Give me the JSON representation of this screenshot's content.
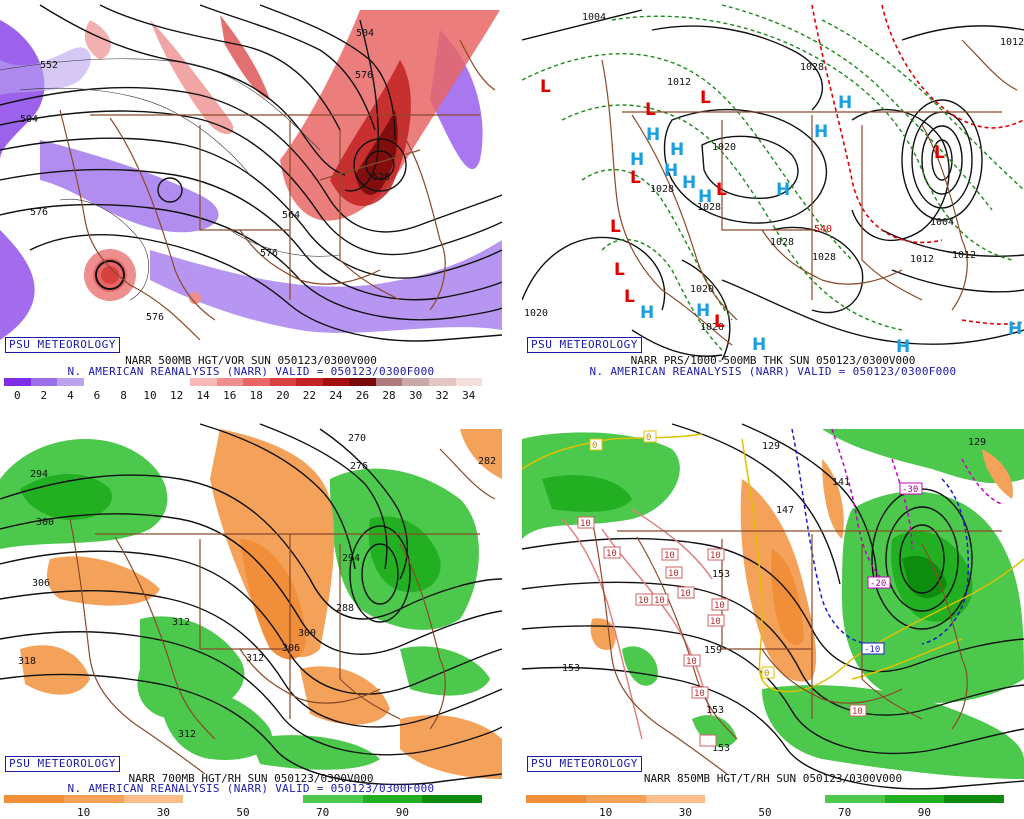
{
  "panels": [
    {
      "id": "500mb",
      "badge": "PSU METEOROLOGY",
      "line1": "NARR 500MB HGT/VOR SUN 050123/0300V000",
      "line2": "N. AMERICAN REANALYSIS (NARR) VALID = 050123/0300F000",
      "colorbar_ticks": [
        "0",
        "2",
        "4",
        "6",
        "8",
        "10",
        "12",
        "14",
        "16",
        "18",
        "20",
        "22",
        "24",
        "26",
        "28",
        "30",
        "32",
        "34"
      ],
      "contour_labels": [
        "504",
        "552",
        "504",
        "576",
        "576",
        "528",
        "564",
        "576",
        "576",
        "552"
      ]
    },
    {
      "id": "sfc",
      "badge": "PSU METEOROLOGY",
      "line1": "NARR PRS/1000-500MB THK SUN 050123/0300V000",
      "line2": "N. AMERICAN REANALYSIS (NARR) VALID = 050123/0300F000",
      "contour_labels": [
        "1004",
        "1012",
        "1012",
        "1028",
        "1020",
        "1028",
        "1028",
        "1028",
        "1028",
        "1020",
        "1020",
        "1020",
        "1004",
        "1012",
        "1012",
        "540"
      ],
      "low_symbol": "L",
      "high_symbol": "H"
    },
    {
      "id": "700mb",
      "badge": "PSU METEOROLOGY",
      "line1": "NARR 700MB HGT/RH SUN 050123/0300V000",
      "line2": "N. AMERICAN REANALYSIS (NARR) VALID = 050123/0300F000",
      "colorbar_ticks": [
        "10",
        "30",
        "50",
        "70",
        "90"
      ],
      "contour_labels": [
        "270",
        "276",
        "282",
        "294",
        "300",
        "306",
        "312",
        "318",
        "312",
        "306",
        "300",
        "288",
        "294",
        "312"
      ]
    },
    {
      "id": "850mb",
      "badge": "PSU METEOROLOGY",
      "line1": "NARR 850MB HGT/T/RH SUN 050123/0300V000",
      "line2": "N. AMERICAN REANALYSIS (NARR) VALID = 050123/0300F000",
      "colorbar_ticks": [
        "10",
        "30",
        "50",
        "70",
        "90"
      ],
      "contour_labels": [
        "129",
        "129",
        "141",
        "147",
        "153",
        "159",
        "153",
        "153",
        "153"
      ],
      "temp_labels": [
        "0",
        "0",
        "10",
        "10",
        "10",
        "10",
        "10",
        "10",
        "10",
        "10",
        "10",
        "10",
        "10",
        "10",
        "-30",
        "-20",
        "-10",
        "0",
        "10"
      ]
    }
  ],
  "colors": {
    "vort_scale": [
      "#7b2ee6",
      "#9a6fe8",
      "#bba4ee",
      "#ffffff",
      "#ffffff",
      "#ffffff",
      "#ffffff",
      "#f6b8b8",
      "#ee8e8e",
      "#e86666",
      "#d94040",
      "#c22222",
      "#a31010",
      "#7a0a0a",
      "#b07a7a",
      "#c8a8a8",
      "#e4c4c4",
      "#f4dede"
    ],
    "rh_scale": [
      "#f08e3a",
      "#f4a25a",
      "#f8bd88",
      "#ffffff",
      "#ffffff",
      "#4cc84c",
      "#22b022",
      "#0e8c0e"
    ],
    "border": "#8b4a2a",
    "badge": "#1a1aa8"
  }
}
★ ★ ★ ★ ★ ★ ★
(Problem to work on) Repeat every record precisely. Any picture among them stays out of the copy.

(Exercise answer)
Give me the JSON representation of this screenshot's content.
{
  "panels": [
    {
      "id": "500mb",
      "badge": "PSU METEOROLOGY",
      "line1": "NARR 500MB HGT/VOR SUN 050123/0300V000",
      "line2": "N. AMERICAN REANALYSIS (NARR) VALID = 050123/0300F000",
      "colorbar_ticks": [
        "0",
        "2",
        "4",
        "6",
        "8",
        "10",
        "12",
        "14",
        "16",
        "18",
        "20",
        "22",
        "24",
        "26",
        "28",
        "30",
        "32",
        "34"
      ],
      "contour_labels": [
        "504",
        "552",
        "504",
        "576",
        "576",
        "528",
        "564",
        "576",
        "576",
        "552"
      ]
    },
    {
      "id": "sfc",
      "badge": "PSU METEOROLOGY",
      "line1": "NARR PRS/1000-500MB THK SUN 050123/0300V000",
      "line2": "N. AMERICAN REANALYSIS (NARR) VALID = 050123/0300F000",
      "contour_labels": [
        "1004",
        "1012",
        "1012",
        "1028",
        "1020",
        "1028",
        "1028",
        "1028",
        "1028",
        "1020",
        "1020",
        "1020",
        "1004",
        "1012",
        "1012",
        "540"
      ],
      "low_symbol": "L",
      "high_symbol": "H"
    },
    {
      "id": "700mb",
      "badge": "PSU METEOROLOGY",
      "line1": "NARR 700MB HGT/RH SUN 050123/0300V000",
      "line2": "N. AMERICAN REANALYSIS (NARR) VALID = 050123/0300F000",
      "colorbar_ticks": [
        "10",
        "30",
        "50",
        "70",
        "90"
      ],
      "contour_labels": [
        "270",
        "276",
        "282",
        "294",
        "300",
        "306",
        "312",
        "318",
        "312",
        "306",
        "300",
        "288",
        "294",
        "312"
      ]
    },
    {
      "id": "850mb",
      "badge": "PSU METEOROLOGY",
      "line1": "NARR 850MB HGT/T/RH SUN 050123/0300V000",
      "line2": "N. AMERICAN REANALYSIS (NARR) VALID = 050123/0300F000",
      "colorbar_ticks": [
        "10",
        "30",
        "50",
        "70",
        "90"
      ],
      "contour_labels": [
        "129",
        "129",
        "141",
        "147",
        "153",
        "159",
        "153",
        "153",
        "153"
      ],
      "temp_labels": [
        "0",
        "0",
        "10",
        "10",
        "10",
        "10",
        "10",
        "10",
        "10",
        "10",
        "10",
        "10",
        "10",
        "10",
        "-30",
        "-20",
        "-10",
        "0",
        "10"
      ]
    }
  ],
  "colors": {
    "vort_scale": [
      "#7b2ee6",
      "#9a6fe8",
      "#bba4ee",
      "#ffffff",
      "#ffffff",
      "#ffffff",
      "#ffffff",
      "#f6b8b8",
      "#ee8e8e",
      "#e86666",
      "#d94040",
      "#c22222",
      "#a31010",
      "#7a0a0a",
      "#b07a7a",
      "#c8a8a8",
      "#e4c4c4",
      "#f4dede"
    ],
    "rh_scale": [
      "#f08e3a",
      "#f4a25a",
      "#f8bd88",
      "#ffffff",
      "#ffffff",
      "#4cc84c",
      "#22b022",
      "#0e8c0e"
    ],
    "border": "#8b4a2a",
    "badge": "#1a1aa8"
  }
}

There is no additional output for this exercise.